═══ PROVIDED DATA
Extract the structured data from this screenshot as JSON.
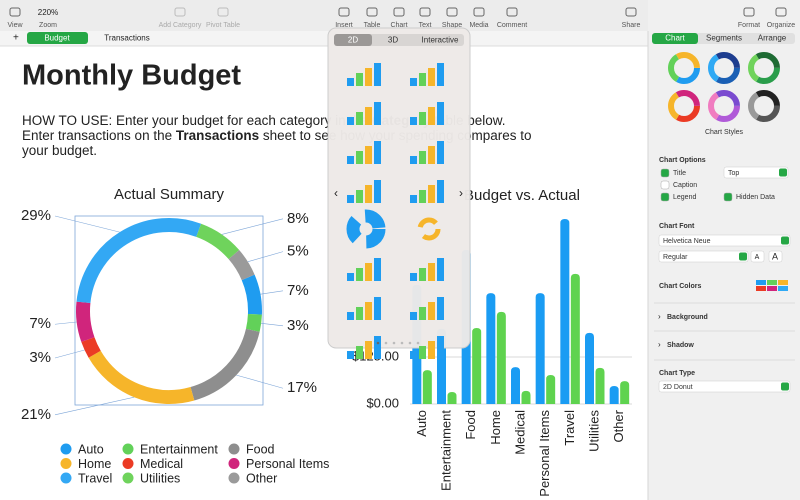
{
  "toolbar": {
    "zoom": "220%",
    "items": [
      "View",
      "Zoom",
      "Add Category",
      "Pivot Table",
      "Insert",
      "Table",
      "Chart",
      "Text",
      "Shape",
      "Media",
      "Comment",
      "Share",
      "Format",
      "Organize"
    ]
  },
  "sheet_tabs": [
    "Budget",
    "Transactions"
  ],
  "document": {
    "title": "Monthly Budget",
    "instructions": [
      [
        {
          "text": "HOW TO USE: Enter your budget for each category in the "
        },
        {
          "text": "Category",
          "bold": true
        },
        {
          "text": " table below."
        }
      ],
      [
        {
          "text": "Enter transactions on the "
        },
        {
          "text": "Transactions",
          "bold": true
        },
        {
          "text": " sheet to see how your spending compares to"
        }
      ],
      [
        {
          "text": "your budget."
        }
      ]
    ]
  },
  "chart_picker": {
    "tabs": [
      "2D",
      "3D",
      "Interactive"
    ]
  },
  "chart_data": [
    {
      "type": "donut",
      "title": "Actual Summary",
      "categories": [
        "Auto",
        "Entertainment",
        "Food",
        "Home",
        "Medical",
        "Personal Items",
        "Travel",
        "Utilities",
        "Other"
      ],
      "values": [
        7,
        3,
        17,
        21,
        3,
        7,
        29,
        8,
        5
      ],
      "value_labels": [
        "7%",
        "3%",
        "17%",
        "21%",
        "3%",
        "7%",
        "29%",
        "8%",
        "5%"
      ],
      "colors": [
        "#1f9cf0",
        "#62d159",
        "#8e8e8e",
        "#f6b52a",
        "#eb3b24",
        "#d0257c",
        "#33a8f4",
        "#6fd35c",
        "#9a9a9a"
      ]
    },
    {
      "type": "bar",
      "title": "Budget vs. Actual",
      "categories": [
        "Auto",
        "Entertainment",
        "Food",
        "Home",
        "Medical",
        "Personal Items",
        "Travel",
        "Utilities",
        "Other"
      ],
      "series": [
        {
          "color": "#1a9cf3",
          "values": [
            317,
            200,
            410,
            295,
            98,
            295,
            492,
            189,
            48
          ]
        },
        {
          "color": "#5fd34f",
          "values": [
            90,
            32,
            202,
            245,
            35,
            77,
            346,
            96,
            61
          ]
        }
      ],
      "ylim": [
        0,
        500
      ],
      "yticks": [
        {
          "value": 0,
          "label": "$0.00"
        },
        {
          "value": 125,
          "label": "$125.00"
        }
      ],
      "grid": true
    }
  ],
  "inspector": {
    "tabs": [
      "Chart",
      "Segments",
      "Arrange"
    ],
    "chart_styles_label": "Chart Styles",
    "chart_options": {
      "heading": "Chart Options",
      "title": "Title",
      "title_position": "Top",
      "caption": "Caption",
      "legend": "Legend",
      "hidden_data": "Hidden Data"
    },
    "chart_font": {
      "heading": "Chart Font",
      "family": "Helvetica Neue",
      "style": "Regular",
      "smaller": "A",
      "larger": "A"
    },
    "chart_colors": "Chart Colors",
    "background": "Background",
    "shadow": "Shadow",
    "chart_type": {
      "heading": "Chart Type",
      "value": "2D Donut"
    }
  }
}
══════
§ **GIVEN TASK**
Copy and report every line where the word "Actual" is present.

§ **WRITTEN REPLY**
      "title": "Actual Summary",
      "title": "Budget vs. Actual",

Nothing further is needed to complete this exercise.